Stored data

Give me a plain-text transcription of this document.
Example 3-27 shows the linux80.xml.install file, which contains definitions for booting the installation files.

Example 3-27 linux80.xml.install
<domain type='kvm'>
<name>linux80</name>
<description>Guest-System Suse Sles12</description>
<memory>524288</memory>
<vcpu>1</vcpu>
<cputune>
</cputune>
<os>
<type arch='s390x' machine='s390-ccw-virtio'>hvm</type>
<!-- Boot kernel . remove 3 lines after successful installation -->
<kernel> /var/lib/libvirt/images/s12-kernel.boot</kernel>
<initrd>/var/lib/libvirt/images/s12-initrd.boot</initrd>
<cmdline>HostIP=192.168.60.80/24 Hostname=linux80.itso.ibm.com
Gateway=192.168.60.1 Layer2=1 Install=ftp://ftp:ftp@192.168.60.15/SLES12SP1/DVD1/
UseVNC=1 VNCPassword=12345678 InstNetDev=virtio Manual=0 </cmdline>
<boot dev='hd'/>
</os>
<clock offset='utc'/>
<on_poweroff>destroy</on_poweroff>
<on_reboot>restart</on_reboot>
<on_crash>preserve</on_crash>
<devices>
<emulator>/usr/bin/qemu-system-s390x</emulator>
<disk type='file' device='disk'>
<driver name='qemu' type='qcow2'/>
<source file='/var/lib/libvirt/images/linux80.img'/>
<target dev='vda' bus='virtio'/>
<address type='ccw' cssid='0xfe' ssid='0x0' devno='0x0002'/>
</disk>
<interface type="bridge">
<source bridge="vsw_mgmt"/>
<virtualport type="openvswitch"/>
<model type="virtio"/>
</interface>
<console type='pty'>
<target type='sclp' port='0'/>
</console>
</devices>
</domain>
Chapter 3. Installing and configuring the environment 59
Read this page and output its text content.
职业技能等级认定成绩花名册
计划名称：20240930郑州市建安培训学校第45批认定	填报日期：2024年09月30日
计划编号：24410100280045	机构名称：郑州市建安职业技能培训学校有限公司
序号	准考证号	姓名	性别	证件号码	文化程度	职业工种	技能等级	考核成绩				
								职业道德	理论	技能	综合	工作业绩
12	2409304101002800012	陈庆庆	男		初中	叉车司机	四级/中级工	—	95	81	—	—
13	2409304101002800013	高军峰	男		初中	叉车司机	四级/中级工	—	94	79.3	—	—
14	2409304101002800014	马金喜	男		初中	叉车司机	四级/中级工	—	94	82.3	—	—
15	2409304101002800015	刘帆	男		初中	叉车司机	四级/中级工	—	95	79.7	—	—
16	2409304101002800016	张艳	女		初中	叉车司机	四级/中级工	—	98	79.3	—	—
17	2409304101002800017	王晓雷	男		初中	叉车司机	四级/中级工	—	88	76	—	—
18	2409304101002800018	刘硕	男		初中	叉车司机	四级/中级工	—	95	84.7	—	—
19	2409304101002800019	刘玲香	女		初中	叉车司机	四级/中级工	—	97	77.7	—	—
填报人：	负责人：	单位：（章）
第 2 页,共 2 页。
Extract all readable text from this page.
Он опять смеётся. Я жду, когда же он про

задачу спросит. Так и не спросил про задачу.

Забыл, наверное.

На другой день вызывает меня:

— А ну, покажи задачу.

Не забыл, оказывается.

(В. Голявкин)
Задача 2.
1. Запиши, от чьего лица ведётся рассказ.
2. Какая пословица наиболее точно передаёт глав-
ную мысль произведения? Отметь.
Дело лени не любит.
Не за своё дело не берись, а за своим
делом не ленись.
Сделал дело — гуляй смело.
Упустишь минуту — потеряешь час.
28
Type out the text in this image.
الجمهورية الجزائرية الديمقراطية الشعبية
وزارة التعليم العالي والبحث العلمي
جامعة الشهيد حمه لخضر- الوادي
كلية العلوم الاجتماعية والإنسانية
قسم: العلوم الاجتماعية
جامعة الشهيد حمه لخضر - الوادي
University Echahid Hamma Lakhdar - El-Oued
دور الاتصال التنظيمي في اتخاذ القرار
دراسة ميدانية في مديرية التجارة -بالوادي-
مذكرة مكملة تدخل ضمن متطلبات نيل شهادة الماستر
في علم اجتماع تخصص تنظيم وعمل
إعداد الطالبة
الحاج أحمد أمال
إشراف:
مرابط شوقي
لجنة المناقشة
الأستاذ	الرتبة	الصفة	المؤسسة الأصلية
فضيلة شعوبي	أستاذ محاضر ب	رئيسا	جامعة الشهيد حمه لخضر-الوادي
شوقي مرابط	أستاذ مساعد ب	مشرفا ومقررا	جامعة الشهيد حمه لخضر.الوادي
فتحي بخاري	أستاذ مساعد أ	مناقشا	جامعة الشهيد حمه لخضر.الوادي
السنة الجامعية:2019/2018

GOAL> Return each full line of the entries that contains the word "installation".

CORRECT RESPONSE>
Example 3-27 shows the linux80.xml.install file, which contains definitions for booting the installation files.
<!-- Boot kernel . remove 3 lines after successful installation -->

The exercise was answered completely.